• Directives:
1. Rewrite the part of the commentary on the homelessness bill that opens with the words "(b) it is reasonable" and closes with "relevant day.", putting "lessor" in place of "landlord".
2. Answer these questions from the commentary on the homelessness bill:
(a) Clause 1 adds a new section 3A to which section of HA 1996?
(b) According to the end of the Bill, which places does it extend to?
(c) Which Act introduced Wales's own complete homeless provision?
3. Continue the commentary on the homelessness bill from where it stops.

-- Start Excerpt provided --

Clause 1 adds a new section 3A to s.175 HA 1996 on the meaning of “homeless” and “threatened with homelessness”. In place of the first draft’s simple statement that expiry of a s.21 notice meant that the tenant was to be treated as homeless (a formulation that did indeed need amending to avoid inadvertent consequences), there is a substantial series of sub-clauses which make this thoroughly conditional. For example new (3A) provides that a s.21 or s.8 notice means that the applicant is to be treated as not having the accommodation after expiry of the notice where:

(b) it is reasonable to suppose that the landlord intends to apply for an
order for possession of the accommodation under section 7 or 21 of that
Act (as the case may be), and
(c) no local housing authority in England asks, in accordance with
subsection (3D) or (3E), the recipient, and any other persons with
whom the recipient resides or might reasonably be expected to reside
(“other relevant persons”), to occupy the accommodation after the
relevant day.

Pausing for drafting problem number 1 – it is reasonable for whom to suppose? The local authority? The applicant? What would amount to a reasonable supposition (given that notice has been served!)?

(Actually, drafting problem number 1 in terms of scale is at the end of the Bill, where it is stated that it extends to England and Wales. I presumed that this was an error, as it really can’t extend to Wales, which introduce its own complete homeless provision in the Housing (Wales) Act 2014 – on which the first draft of this Bill was indeed based. However, I have heard that the DCLG do indeed think this Bill should extend to Wales. Now that is going to be entertaining. A constitutional dust up awaits.)

-- End Excerpt provided --
-- Start Given records --

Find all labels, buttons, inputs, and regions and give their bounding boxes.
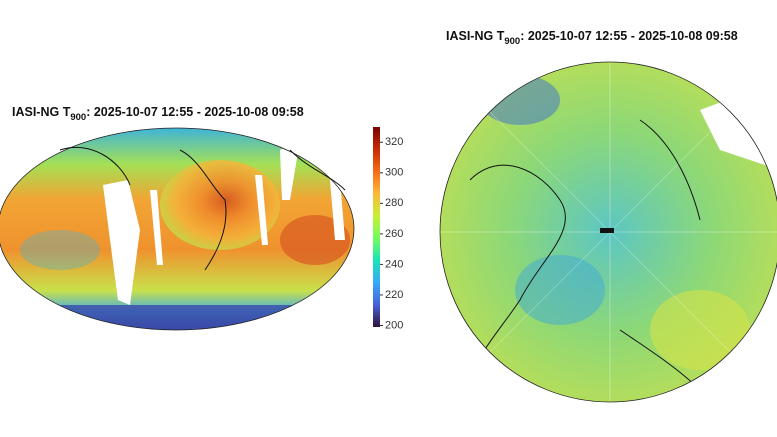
colorbar: 200 220 240 260 280 300 320 bbox=[373, 127, 403, 331]
colorbar-tick-label: 300 bbox=[385, 167, 403, 179]
right-map: IASI-NG T900: 2025-10-07 12:55 - 2025-10… bbox=[439, 29, 777, 403]
title-subscript: 900 bbox=[504, 36, 520, 47]
left-map: IASI-NG T900: 2025-10-07 12:55 - 2025-10… bbox=[0, 105, 355, 331]
map-title: IASI-NG T900: 2025-10-07 12:55 - 2025-10… bbox=[12, 105, 304, 123]
title-text: IASI-NG T bbox=[446, 29, 505, 43]
title-text: : 2025-10-07 12:55 - 2025-10-08 09:58 bbox=[520, 29, 738, 43]
map-title: IASI-NG T900: 2025-10-07 12:55 - 2025-10… bbox=[446, 29, 738, 47]
title-subscript: 900 bbox=[70, 112, 86, 123]
title-text: : 2025-10-07 12:55 - 2025-10-08 09:58 bbox=[86, 105, 304, 119]
colorbar-tick-label: 280 bbox=[385, 197, 403, 209]
title-text: IASI-NG T bbox=[12, 105, 71, 119]
colorbar-tick-label: 240 bbox=[385, 258, 403, 270]
colorbar-ramp bbox=[373, 127, 380, 327]
colorbar-tick-label: 200 bbox=[385, 319, 403, 331]
colorbar-tick-label: 220 bbox=[385, 289, 403, 301]
colorbar-tick-label: 260 bbox=[385, 228, 403, 240]
colorbar-tick-label: 320 bbox=[385, 136, 403, 148]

-- End Given records --

• Answers by task:
1.
(b) it is reasonable to suppose that the lessor intends to apply for an
order for possession of the accommodation under section 7 or 21 of that
Act (as the case may be), and
(c) no local housing authority in England asks, in accordance with
subsection (3D) or (3E), the recipient, and any other persons with
whom the recipient resides or might reasonably be expected to reside
(“other relevant persons”), to occupy the accommodation after the
relevant day.

2.
(a) Section 175 (s.175)
(b) England and Wales
(c) The Housing (Wales) Act 2014

3.
Then we come to subsections (3D) and (3E).

(3D) provides in respect of section 8 notices that the council can ask the tenants to remain if the council think there is ‘a reasonable prospect’ of possession proceedings being discontinued by the landlord, or the tenant successfully defending the proceedings. So, basically the council can tell tenants to stay and take the financial risk of defending possession proceedings, based upon the Council’s view that they have ‘reasonable prospects’ of defending. No suggestion, of course, the council would assist in that defence (and no provision for the tenant to dispute the council’s view.)

(3E) provides that the council can ask the applicant to stay after expiry of a s.21 notice where it is reasonable and the council have taken ‘reasonable steps’ to ‘try to persuade’ the landlord to ‘withdraw the notice’ or ‘delay applying for an order for possession’.

Oh where to start? I suppose with the idea that a s.21 notice can be ‘withdrawn’. A common law notice to quit by the landlord cannot be withdrawn, but waiver of the notice creates a new tenancy. The position on a statutory notice is unclear, but there is no statutory basis for a ‘withdrawal’.

And then, there is no requirement that the council has actually succeeded in persuading the landlord to withdraw notice or delay proceedings. All that is required is that the council has taken reasonable steps to try to do so.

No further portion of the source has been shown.